---------- Exercise inputs
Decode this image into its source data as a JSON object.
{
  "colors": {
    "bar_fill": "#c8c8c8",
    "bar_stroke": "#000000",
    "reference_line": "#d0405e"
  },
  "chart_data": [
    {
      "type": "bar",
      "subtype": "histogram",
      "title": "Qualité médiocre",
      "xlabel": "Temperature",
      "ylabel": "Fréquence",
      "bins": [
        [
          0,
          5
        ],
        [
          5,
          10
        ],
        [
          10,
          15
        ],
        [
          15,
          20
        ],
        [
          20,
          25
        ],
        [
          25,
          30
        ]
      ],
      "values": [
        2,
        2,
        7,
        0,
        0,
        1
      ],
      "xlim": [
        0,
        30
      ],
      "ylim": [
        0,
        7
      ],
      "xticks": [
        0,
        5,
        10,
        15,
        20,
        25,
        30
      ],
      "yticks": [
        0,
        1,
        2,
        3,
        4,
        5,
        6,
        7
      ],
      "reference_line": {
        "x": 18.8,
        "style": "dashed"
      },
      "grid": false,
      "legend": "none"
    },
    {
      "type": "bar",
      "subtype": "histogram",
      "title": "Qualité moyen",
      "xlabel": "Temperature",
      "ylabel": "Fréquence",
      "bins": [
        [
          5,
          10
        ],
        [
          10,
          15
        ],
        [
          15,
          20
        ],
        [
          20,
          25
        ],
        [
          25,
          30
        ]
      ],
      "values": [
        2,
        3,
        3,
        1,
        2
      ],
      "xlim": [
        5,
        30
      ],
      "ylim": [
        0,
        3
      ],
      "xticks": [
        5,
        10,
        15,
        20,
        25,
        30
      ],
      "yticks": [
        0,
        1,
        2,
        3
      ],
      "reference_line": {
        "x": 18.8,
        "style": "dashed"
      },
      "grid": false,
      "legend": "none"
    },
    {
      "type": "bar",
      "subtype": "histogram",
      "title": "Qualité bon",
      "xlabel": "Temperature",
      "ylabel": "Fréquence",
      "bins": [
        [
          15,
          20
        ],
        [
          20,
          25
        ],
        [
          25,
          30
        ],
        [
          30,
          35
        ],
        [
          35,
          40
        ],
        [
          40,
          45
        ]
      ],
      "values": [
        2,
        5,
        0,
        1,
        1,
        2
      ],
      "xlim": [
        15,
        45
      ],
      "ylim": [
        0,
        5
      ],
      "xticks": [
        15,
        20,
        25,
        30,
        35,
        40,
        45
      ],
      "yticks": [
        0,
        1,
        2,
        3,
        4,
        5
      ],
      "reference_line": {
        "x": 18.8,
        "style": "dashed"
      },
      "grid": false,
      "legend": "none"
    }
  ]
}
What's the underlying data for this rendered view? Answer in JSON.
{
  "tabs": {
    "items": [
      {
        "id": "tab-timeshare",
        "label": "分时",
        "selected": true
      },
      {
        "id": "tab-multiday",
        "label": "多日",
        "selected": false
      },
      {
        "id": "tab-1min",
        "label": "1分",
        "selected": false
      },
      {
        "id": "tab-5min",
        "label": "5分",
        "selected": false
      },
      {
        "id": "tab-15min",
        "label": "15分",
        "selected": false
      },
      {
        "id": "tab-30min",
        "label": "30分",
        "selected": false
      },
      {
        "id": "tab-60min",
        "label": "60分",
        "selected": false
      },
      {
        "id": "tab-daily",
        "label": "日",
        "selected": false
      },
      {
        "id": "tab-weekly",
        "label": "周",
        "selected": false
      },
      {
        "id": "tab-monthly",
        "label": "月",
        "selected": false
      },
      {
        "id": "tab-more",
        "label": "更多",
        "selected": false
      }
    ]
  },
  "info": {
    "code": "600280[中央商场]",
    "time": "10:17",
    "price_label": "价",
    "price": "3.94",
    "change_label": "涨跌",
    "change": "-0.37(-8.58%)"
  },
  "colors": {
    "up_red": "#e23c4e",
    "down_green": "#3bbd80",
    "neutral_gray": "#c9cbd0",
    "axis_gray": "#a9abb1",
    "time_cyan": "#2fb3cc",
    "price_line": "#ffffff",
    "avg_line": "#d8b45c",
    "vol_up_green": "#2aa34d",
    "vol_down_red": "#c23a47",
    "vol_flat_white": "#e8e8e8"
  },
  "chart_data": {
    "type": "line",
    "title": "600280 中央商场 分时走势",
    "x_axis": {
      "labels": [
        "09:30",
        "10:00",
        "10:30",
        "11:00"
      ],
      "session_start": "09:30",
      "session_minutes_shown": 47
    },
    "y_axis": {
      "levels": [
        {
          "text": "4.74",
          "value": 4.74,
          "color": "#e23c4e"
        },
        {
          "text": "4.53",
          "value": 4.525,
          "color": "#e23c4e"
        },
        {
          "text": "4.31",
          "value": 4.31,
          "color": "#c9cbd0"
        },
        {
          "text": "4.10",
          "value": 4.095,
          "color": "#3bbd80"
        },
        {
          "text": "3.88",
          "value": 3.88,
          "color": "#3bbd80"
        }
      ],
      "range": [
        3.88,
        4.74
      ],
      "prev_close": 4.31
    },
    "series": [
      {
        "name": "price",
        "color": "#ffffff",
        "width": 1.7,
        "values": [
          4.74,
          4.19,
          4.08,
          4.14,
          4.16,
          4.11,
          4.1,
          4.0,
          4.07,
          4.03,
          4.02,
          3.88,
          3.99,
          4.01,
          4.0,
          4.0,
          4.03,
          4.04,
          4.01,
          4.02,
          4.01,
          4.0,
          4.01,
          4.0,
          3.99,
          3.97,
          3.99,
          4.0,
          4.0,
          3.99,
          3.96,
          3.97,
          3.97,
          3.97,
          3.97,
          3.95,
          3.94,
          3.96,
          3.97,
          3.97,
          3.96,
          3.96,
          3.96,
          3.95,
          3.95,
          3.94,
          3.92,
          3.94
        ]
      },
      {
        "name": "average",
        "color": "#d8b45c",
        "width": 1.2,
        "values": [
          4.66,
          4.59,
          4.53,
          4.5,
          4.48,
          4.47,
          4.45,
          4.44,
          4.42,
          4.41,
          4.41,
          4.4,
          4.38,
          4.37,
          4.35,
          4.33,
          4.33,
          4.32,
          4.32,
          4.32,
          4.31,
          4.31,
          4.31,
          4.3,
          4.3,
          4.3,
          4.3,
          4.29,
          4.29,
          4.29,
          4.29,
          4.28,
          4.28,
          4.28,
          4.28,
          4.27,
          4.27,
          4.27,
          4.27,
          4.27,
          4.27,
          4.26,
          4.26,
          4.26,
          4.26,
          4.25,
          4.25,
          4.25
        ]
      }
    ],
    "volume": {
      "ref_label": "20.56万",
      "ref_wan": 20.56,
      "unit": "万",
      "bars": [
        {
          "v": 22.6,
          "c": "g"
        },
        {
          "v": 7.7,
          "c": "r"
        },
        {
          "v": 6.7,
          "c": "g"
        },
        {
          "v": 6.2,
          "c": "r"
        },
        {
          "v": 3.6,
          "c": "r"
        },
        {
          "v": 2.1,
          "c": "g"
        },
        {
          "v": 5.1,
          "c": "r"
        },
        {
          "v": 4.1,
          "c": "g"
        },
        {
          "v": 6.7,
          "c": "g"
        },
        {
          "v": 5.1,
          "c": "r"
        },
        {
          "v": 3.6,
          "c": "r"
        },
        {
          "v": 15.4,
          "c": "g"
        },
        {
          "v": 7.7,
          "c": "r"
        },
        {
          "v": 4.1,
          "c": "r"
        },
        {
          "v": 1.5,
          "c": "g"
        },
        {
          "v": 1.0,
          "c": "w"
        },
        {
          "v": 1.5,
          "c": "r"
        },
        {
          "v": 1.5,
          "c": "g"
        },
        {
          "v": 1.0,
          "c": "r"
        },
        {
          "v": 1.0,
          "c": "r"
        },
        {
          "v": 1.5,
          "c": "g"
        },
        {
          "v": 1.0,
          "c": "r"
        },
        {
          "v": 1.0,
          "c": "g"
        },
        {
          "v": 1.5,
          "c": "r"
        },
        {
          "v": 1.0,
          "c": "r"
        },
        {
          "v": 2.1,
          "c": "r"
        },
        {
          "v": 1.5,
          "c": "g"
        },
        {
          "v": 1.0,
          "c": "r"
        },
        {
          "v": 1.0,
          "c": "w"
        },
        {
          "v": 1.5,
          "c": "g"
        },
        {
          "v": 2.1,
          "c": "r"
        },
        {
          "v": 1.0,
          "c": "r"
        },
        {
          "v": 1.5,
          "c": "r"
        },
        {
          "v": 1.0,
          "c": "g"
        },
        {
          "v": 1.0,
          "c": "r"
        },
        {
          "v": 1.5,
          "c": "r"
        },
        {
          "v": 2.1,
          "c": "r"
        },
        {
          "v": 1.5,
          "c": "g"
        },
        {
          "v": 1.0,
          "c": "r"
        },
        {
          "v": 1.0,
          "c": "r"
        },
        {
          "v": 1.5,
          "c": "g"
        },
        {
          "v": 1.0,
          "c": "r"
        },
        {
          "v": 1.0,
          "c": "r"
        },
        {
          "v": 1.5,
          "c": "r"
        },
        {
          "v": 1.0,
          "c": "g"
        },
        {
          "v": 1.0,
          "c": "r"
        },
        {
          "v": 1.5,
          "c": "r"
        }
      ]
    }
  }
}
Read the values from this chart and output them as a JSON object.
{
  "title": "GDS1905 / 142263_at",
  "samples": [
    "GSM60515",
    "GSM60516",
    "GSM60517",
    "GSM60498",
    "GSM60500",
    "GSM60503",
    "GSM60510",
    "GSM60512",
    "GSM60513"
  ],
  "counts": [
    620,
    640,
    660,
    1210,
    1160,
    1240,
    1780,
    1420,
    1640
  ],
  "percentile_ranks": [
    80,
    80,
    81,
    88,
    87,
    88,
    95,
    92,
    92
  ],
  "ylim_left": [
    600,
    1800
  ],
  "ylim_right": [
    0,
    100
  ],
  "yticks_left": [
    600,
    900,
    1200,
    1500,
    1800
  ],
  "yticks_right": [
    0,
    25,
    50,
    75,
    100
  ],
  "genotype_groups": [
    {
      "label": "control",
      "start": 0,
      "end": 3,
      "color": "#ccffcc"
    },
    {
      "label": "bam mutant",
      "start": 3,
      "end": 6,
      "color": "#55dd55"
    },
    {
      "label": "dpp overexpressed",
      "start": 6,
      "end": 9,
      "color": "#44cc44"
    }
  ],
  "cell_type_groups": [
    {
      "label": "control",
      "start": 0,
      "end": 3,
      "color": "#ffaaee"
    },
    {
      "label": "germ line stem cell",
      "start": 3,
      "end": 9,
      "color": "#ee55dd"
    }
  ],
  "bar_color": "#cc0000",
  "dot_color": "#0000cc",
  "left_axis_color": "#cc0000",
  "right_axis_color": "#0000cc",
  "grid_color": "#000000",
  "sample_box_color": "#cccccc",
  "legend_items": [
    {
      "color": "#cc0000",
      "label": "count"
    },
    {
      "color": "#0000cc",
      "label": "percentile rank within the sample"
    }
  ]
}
--------------------
#### [Aim of the task]
Which lines hold the word "中央商场"? Copy every one of them.

#### [Result]
    "code": "600280[中央商场]",
    "title": "600280 中央商场 分时走势",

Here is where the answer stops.